• **REQUIRED TASK**: Take the data that follows and retype it word for word.

• **PROVIDED RECORDS**:
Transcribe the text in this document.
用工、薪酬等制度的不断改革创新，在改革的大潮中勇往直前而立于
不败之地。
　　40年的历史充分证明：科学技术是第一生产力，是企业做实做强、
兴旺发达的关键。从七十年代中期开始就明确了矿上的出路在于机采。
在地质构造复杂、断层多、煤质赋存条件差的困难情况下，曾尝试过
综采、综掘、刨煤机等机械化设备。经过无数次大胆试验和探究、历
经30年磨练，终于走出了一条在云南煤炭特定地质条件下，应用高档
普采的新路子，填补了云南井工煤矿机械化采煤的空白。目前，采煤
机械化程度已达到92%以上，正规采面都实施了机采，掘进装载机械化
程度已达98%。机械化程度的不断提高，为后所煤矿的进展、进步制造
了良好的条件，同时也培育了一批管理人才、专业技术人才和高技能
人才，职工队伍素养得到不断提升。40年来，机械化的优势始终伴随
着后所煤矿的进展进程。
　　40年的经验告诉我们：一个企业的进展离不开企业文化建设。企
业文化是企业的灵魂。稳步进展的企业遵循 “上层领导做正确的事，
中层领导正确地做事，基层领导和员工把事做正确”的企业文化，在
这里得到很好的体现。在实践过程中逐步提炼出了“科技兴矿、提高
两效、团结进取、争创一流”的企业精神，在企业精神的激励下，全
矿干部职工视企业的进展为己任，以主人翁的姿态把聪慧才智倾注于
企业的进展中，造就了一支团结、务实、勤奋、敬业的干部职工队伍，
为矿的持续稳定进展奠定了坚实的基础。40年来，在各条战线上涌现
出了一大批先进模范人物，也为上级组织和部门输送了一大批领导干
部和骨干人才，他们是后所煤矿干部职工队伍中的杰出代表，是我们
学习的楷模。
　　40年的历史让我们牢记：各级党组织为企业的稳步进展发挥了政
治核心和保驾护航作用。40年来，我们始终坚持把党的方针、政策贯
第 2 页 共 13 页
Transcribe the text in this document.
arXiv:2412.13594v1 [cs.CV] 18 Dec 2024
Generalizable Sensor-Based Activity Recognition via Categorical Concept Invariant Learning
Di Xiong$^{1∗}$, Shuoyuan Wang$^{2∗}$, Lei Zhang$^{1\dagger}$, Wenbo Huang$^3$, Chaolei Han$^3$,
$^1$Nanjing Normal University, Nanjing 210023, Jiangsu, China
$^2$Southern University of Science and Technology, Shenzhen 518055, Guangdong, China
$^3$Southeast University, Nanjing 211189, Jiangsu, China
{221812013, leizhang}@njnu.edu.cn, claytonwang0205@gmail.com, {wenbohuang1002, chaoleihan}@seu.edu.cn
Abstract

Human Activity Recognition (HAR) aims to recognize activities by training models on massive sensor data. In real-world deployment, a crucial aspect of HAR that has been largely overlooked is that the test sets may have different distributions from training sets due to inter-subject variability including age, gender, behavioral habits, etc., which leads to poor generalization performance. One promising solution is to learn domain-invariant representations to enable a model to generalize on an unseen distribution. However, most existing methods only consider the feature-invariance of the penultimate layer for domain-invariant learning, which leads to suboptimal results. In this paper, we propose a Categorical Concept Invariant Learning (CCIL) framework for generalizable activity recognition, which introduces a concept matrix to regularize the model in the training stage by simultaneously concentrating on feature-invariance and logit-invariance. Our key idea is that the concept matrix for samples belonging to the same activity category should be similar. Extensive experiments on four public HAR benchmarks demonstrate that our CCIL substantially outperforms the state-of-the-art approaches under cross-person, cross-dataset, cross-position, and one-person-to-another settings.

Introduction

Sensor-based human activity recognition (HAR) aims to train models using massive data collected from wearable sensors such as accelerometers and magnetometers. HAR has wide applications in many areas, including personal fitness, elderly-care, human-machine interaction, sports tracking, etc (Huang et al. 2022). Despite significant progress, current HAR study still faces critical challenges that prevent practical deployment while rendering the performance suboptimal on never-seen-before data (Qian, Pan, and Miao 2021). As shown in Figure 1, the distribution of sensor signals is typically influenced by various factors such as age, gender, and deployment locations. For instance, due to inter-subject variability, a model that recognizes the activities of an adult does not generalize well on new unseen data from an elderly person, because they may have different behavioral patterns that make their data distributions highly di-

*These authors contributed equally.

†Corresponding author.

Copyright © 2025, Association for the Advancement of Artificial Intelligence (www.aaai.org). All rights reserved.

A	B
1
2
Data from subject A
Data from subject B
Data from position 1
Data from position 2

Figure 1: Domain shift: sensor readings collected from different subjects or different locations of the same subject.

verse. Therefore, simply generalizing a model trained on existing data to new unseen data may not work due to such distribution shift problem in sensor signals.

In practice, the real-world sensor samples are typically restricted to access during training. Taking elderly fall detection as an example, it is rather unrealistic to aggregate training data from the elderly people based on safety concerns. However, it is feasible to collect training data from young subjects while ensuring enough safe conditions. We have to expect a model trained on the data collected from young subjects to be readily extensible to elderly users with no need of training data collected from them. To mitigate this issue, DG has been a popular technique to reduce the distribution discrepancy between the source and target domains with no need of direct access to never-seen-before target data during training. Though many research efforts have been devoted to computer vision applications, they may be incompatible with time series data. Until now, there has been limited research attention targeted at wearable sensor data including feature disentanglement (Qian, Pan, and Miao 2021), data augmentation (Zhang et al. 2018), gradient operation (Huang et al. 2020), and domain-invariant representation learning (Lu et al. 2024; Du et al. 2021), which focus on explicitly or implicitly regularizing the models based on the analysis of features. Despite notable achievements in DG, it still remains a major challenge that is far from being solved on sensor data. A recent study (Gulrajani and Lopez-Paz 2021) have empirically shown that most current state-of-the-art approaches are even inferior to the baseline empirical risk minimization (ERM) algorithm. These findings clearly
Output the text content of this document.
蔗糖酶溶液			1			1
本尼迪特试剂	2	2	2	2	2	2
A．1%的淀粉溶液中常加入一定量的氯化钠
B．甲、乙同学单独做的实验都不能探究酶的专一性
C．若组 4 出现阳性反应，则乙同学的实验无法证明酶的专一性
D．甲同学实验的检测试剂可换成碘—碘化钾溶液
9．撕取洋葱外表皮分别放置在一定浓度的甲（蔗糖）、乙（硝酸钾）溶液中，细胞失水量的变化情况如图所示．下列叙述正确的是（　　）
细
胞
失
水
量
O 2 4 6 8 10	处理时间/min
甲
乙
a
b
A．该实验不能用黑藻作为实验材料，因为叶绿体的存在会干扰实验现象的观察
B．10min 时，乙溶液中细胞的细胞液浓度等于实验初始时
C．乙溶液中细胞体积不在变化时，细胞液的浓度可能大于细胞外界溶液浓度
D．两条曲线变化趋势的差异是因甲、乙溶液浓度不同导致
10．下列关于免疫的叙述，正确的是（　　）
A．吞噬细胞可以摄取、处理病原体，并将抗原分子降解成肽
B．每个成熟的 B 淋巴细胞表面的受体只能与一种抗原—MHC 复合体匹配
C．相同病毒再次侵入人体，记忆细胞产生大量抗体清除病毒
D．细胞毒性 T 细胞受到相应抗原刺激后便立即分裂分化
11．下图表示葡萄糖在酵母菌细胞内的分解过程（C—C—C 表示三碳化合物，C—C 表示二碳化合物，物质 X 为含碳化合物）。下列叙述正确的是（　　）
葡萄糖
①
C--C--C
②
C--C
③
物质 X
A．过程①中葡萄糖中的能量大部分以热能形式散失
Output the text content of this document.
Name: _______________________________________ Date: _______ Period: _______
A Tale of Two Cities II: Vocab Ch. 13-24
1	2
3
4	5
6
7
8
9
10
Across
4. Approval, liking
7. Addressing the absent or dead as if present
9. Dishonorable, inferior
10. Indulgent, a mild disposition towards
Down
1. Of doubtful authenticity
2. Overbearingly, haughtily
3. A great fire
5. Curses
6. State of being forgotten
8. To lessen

• **REPLY TO THE TASK**:
Transcribe the text in this document.
用工、薪酬等制度的不断改革创新，在改革的大潮中勇往直前而立于
不败之地。
　　40年的历史充分证明：科学技术是第一生产力，是企业做实做强、
兴旺发达的关键。从七十年代中期开始就明确了矿上的出路在于机采。
在地质构造复杂、断层多、煤质赋存条件差的困难情况下，曾尝试过
综采、综掘、刨煤机等机械化设备。经过无数次大胆试验和探究、历
经30年磨练，终于走出了一条在云南煤炭特定地质条件下，应用高档
普采的新路子，填补了云南井工煤矿机械化采煤的空白。目前，采煤
机械化程度已达到92%以上，正规采面都实施了机采，掘进装载机械化
程度已达98%。机械化程度的不断提高，为后所煤矿的进展、进步制造
了良好的条件，同时也培育了一批管理人才、专业技术人才和高技能
人才，职工队伍素养得到不断提升。40年来，机械化的优势始终伴随
着后所煤矿的进展进程。
　　40年的经验告诉我们：一个企业的进展离不开企业文化建设。企
业文化是企业的灵魂。稳步进展的企业遵循 “上层领导做正确的事，
中层领导正确地做事，基层领导和员工把事做正确”的企业文化，在
这里得到很好的体现。在实践过程中逐步提炼出了“科技兴矿、提高
两效、团结进取、争创一流”的企业精神，在企业精神的激励下，全
矿干部职工视企业的进展为己任，以主人翁的姿态把聪慧才智倾注于
企业的进展中，造就了一支团结、务实、勤奋、敬业的干部职工队伍，
为矿的持续稳定进展奠定了坚实的基础。40年来，在各条战线上涌现
出了一大批先进模范人物，也为上级组织和部门输送了一大批领导干
部和骨干人才，他们是后所煤矿干部职工队伍中的杰出代表，是我们
学习的楷模。
　　40年的历史让我们牢记：各级党组织为企业的稳步进展发挥了政
治核心和保驾护航作用。40年来，我们始终坚持把党的方针、政策贯
第 2 页 共 13 页
Transcribe the text in this document.
arXiv:2412.13594v1 [cs.CV] 18 Dec 2024
Generalizable Sensor-Based Activity Recognition via Categorical Concept Invariant Learning
Di Xiong$^{1∗}$, Shuoyuan Wang$^{2∗}$, Lei Zhang$^{1\dagger}$, Wenbo Huang$^3$, Chaolei Han$^3$,
$^1$Nanjing Normal University, Nanjing 210023, Jiangsu, China
$^2$Southern University of Science and Technology, Shenzhen 518055, Guangdong, China
$^3$Southeast University, Nanjing 211189, Jiangsu, China
{221812013, leizhang}@njnu.edu.cn, claytonwang0205@gmail.com, {wenbohuang1002, chaoleihan}@seu.edu.cn
Abstract

Human Activity Recognition (HAR) aims to recognize activities by training models on massive sensor data. In real-world deployment, a crucial aspect of HAR that has been largely overlooked is that the test sets may have different distributions from training sets due to inter-subject variability including age, gender, behavioral habits, etc., which leads to poor generalization performance. One promising solution is to learn domain-invariant representations to enable a model to generalize on an unseen distribution. However, most existing methods only consider the feature-invariance of the penultimate layer for domain-invariant learning, which leads to suboptimal results. In this paper, we propose a Categorical Concept Invariant Learning (CCIL) framework for generalizable activity recognition, which introduces a concept matrix to regularize the model in the training stage by simultaneously concentrating on feature-invariance and logit-invariance. Our key idea is that the concept matrix for samples belonging to the same activity category should be similar. Extensive experiments on four public HAR benchmarks demonstrate that our CCIL substantially outperforms the state-of-the-art approaches under cross-person, cross-dataset, cross-position, and one-person-to-another settings.

Introduction

Sensor-based human activity recognition (HAR) aims to train models using massive data collected from wearable sensors such as accelerometers and magnetometers. HAR has wide applications in many areas, including personal fitness, elderly-care, human-machine interaction, sports tracking, etc (Huang et al. 2022). Despite significant progress, current HAR study still faces critical challenges that prevent practical deployment while rendering the performance suboptimal on never-seen-before data (Qian, Pan, and Miao 2021). As shown in Figure 1, the distribution of sensor signals is typically influenced by various factors such as age, gender, and deployment locations. For instance, due to inter-subject variability, a model that recognizes the activities of an adult does not generalize well on new unseen data from an elderly person, because they may have different behavioral patterns that make their data distributions highly di-

*These authors contributed equally.

†Corresponding author.

Copyright © 2025, Association for the Advancement of Artificial Intelligence (www.aaai.org). All rights reserved.

A	B
1
2
Data from subject A
Data from subject B
Data from position 1
Data from position 2

Figure 1: Domain shift: sensor readings collected from different subjects or different locations of the same subject.

verse. Therefore, simply generalizing a model trained on existing data to new unseen data may not work due to such distribution shift problem in sensor signals.

In practice, the real-world sensor samples are typically restricted to access during training. Taking elderly fall detection as an example, it is rather unrealistic to aggregate training data from the elderly people based on safety concerns. However, it is feasible to collect training data from young subjects while ensuring enough safe conditions. We have to expect a model trained on the data collected from young subjects to be readily extensible to elderly users with no need of training data collected from them. To mitigate this issue, DG has been a popular technique to reduce the distribution discrepancy between the source and target domains with no need of direct access to never-seen-before target data during training. Though many research efforts have been devoted to computer vision applications, they may be incompatible with time series data. Until now, there has been limited research attention targeted at wearable sensor data including feature disentanglement (Qian, Pan, and Miao 2021), data augmentation (Zhang et al. 2018), gradient operation (Huang et al. 2020), and domain-invariant representation learning (Lu et al. 2024; Du et al. 2021), which focus on explicitly or implicitly regularizing the models based on the analysis of features. Despite notable achievements in DG, it still remains a major challenge that is far from being solved on sensor data. A recent study (Gulrajani and Lopez-Paz 2021) have empirically shown that most current state-of-the-art approaches are even inferior to the baseline empirical risk minimization (ERM) algorithm. These findings clearly
Output the text content of this document.
蔗糖酶溶液			1			1
本尼迪特试剂	2	2	2	2	2	2
A．1%的淀粉溶液中常加入一定量的氯化钠
B．甲、乙同学单独做的实验都不能探究酶的专一性
C．若组 4 出现阳性反应，则乙同学的实验无法证明酶的专一性
D．甲同学实验的检测试剂可换成碘—碘化钾溶液
9．撕取洋葱外表皮分别放置在一定浓度的甲（蔗糖）、乙（硝酸钾）溶液中，细胞失水量的变化情况如图所示．下列叙述正确的是（　　）
细
胞
失
水
量
O 2 4 6 8 10	处理时间/min
甲
乙
a
b
A．该实验不能用黑藻作为实验材料，因为叶绿体的存在会干扰实验现象的观察
B．10min 时，乙溶液中细胞的细胞液浓度等于实验初始时
C．乙溶液中细胞体积不在变化时，细胞液的浓度可能大于细胞外界溶液浓度
D．两条曲线变化趋势的差异是因甲、乙溶液浓度不同导致
10．下列关于免疫的叙述，正确的是（　　）
A．吞噬细胞可以摄取、处理病原体，并将抗原分子降解成肽
B．每个成熟的 B 淋巴细胞表面的受体只能与一种抗原—MHC 复合体匹配
C．相同病毒再次侵入人体，记忆细胞产生大量抗体清除病毒
D．细胞毒性 T 细胞受到相应抗原刺激后便立即分裂分化
11．下图表示葡萄糖在酵母菌细胞内的分解过程（C—C—C 表示三碳化合物，C—C 表示二碳化合物，物质 X 为含碳化合物）。下列叙述正确的是（　　）
葡萄糖
①
C--C--C
②
C--C
③
物质 X
A．过程①中葡萄糖中的能量大部分以热能形式散失
Output the text content of this document.
Name: _______________________________________ Date: _______ Period: _______
A Tale of Two Cities II: Vocab Ch. 13-24
1	2
3
4	5
6
7
8
9
10
Across
4. Approval, liking
7. Addressing the absent or dead as if present
9. Dishonorable, inferior
10. Indulgent, a mild disposition towards
Down
1. Of doubtful authenticity
2. Overbearingly, haughtily
3. A great fire
5. Curses
6. State of being forgotten
8. To lessen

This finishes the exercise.